**Work instructions**
Repeat the entries. Each one must match exactly.
***
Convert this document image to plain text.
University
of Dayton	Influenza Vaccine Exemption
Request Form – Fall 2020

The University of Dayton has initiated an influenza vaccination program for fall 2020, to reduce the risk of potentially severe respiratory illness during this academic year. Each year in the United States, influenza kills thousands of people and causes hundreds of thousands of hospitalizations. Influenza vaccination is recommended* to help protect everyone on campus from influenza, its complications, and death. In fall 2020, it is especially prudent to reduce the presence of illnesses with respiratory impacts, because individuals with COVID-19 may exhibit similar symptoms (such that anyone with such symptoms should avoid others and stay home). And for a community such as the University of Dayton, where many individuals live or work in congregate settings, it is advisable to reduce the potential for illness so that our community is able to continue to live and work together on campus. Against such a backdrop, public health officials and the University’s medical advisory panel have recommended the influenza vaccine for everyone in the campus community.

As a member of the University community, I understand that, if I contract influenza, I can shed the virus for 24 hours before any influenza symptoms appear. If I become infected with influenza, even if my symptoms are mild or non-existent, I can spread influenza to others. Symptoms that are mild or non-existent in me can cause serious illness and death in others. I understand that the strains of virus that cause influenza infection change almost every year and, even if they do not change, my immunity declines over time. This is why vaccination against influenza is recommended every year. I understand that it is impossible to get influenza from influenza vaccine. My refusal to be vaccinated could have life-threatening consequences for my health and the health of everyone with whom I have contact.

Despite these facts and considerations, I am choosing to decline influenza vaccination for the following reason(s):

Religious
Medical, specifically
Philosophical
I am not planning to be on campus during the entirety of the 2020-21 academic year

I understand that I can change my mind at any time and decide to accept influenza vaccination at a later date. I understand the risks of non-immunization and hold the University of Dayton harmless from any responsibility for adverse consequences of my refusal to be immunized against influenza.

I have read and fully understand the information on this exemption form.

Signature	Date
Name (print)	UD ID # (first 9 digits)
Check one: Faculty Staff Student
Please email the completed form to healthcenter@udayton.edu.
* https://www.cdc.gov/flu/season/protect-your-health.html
***
**Task answer**
Convert this document image to plain text.
University
of Dayton	Influenza Vaccine Exemption
Request Form – Fall 2020

The University of Dayton has initiated an influenza vaccination program for fall 2020, to reduce the risk of potentially severe respiratory illness during this academic year. Each year in the United States, influenza kills thousands of people and causes hundreds of thousands of hospitalizations. Influenza vaccination is recommended* to help protect everyone on campus from influenza, its complications, and death. In fall 2020, it is especially prudent to reduce the presence of illnesses with respiratory impacts, because individuals with COVID-19 may exhibit similar symptoms (such that anyone with such symptoms should avoid others and stay home). And for a community such as the University of Dayton, where many individuals live or work in congregate settings, it is advisable to reduce the potential for illness so that our community is able to continue to live and work together on campus. Against such a backdrop, public health officials and the University’s medical advisory panel have recommended the influenza vaccine for everyone in the campus community.

As a member of the University community, I understand that, if I contract influenza, I can shed the virus for 24 hours before any influenza symptoms appear. If I become infected with influenza, even if my symptoms are mild or non-existent, I can spread influenza to others. Symptoms that are mild or non-existent in me can cause serious illness and death in others. I understand that the strains of virus that cause influenza infection change almost every year and, even if they do not change, my immunity declines over time. This is why vaccination against influenza is recommended every year. I understand that it is impossible to get influenza from influenza vaccine. My refusal to be vaccinated could have life-threatening consequences for my health and the health of everyone with whom I have contact.

Despite these facts and considerations, I am choosing to decline influenza vaccination for the following reason(s):

Religious
Medical, specifically
Philosophical
I am not planning to be on campus during the entirety of the 2020-21 academic year

I understand that I can change my mind at any time and decide to accept influenza vaccination at a later date. I understand the risks of non-immunization and hold the University of Dayton harmless from any responsibility for adverse consequences of my refusal to be immunized against influenza.

I have read and fully understand the information on this exemption form.

Signature	Date
Name (print)	UD ID # (first 9 digits)
Check one: Faculty Staff Student
Please email the completed form to healthcenter@udayton.edu.
* https://www.cdc.gov/flu/season/protect-your-health.html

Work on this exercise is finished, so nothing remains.